- Entries taken from a collection -

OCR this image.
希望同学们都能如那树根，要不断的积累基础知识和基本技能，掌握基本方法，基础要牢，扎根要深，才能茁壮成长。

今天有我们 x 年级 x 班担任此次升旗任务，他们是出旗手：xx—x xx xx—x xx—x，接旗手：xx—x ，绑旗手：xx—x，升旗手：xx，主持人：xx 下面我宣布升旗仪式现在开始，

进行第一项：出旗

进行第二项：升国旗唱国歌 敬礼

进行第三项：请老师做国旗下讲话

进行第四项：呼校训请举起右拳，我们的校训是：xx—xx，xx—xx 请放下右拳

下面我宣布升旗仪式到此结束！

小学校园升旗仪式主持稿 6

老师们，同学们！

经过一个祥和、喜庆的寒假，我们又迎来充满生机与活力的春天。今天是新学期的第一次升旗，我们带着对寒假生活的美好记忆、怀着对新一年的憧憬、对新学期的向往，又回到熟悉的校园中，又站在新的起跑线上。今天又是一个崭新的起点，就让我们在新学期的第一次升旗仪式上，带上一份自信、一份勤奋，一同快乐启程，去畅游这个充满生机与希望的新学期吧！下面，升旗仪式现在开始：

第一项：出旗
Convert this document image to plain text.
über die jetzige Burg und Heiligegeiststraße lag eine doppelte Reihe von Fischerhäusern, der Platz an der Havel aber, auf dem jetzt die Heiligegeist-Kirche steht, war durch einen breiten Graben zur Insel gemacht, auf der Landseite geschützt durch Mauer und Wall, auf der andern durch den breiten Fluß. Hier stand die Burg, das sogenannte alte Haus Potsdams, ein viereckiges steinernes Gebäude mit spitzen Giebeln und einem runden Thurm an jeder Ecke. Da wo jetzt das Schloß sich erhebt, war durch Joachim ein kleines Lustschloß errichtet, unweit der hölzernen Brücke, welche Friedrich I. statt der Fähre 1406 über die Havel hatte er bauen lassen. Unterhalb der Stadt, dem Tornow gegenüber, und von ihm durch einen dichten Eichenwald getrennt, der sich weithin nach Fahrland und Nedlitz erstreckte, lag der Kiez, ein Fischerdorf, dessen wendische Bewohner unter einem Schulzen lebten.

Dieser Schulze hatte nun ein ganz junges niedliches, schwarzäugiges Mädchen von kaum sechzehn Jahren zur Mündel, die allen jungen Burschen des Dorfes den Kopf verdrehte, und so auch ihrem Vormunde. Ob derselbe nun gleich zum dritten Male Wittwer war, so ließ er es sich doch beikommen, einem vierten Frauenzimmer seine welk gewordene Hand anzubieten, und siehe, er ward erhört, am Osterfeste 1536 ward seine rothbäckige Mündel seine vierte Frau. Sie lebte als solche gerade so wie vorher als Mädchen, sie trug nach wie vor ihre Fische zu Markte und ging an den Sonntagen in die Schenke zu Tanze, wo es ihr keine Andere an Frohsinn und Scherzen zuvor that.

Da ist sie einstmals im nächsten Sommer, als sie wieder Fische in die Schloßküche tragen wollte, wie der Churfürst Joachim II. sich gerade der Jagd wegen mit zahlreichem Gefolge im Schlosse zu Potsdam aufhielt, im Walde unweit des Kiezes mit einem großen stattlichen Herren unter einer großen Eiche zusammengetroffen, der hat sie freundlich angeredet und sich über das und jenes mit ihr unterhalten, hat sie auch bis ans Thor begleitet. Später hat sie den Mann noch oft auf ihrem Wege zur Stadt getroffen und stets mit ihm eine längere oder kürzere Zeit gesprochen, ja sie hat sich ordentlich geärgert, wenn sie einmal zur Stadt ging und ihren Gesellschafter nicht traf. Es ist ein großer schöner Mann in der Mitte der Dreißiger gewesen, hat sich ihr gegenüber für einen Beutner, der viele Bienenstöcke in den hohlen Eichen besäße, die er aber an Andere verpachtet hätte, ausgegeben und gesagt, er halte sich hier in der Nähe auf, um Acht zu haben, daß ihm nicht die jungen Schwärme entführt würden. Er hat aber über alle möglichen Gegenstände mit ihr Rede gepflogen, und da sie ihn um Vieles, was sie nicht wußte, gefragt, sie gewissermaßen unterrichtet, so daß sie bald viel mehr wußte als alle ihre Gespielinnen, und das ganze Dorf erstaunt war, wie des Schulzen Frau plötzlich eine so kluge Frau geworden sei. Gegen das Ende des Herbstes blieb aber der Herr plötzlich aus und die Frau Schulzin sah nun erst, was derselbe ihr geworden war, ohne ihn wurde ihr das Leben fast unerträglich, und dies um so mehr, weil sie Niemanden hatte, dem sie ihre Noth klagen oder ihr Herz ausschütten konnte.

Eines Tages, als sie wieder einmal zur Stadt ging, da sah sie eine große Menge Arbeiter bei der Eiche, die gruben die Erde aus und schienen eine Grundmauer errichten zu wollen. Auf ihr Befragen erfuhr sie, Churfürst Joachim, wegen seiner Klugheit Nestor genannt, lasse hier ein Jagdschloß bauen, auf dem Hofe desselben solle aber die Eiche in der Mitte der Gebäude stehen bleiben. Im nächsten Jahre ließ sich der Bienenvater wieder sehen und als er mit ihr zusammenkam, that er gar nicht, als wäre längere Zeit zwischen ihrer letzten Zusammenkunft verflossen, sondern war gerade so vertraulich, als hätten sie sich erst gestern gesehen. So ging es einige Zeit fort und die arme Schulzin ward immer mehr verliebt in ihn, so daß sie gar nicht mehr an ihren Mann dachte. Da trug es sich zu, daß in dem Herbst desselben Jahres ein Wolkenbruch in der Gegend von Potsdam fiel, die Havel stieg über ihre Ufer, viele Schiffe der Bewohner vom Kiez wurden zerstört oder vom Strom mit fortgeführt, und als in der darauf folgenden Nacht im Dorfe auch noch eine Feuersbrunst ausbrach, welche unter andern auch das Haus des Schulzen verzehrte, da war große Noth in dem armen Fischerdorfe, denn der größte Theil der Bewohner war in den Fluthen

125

- REQUIREMENT -
Of all the lines in the listing above, how many include "image"? Write only the number.

- SOLUTION TO THIS TASK -
2